What you are asked to do>
Pick out each line containing the string "sample".
Start of Material for this exercise
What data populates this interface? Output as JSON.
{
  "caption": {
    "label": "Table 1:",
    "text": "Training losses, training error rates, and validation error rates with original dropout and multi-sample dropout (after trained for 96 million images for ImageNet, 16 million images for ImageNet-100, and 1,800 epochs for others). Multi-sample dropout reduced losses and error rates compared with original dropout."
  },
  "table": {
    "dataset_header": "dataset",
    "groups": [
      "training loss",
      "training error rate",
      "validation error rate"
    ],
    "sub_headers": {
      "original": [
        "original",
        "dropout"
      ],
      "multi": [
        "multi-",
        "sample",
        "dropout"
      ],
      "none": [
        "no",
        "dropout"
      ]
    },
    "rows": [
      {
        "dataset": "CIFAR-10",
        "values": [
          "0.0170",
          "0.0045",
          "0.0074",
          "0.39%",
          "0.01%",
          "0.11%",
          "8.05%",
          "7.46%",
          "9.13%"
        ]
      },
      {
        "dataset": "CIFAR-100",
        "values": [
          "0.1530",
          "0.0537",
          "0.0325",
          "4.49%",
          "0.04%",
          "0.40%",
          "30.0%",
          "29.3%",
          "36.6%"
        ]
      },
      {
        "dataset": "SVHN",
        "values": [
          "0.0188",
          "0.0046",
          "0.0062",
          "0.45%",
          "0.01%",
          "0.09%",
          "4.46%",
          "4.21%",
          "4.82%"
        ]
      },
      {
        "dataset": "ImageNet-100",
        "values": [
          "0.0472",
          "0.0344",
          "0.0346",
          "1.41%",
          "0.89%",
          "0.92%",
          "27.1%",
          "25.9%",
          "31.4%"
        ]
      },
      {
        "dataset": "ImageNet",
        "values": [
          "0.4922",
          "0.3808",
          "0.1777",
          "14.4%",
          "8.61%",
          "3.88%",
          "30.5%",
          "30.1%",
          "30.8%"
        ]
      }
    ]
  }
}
End of Material for this exercise
Final result>
    "text": "Training losses, training error rates, and validation error rates with original dropout and multi-sample dropout (after trained for 96 million images for ImageNet, 16 million images for ImageNet-100, and 1,800 epochs for others). Multi-sample dropout reduced losses and error rates compared with original dropout."
        "sample",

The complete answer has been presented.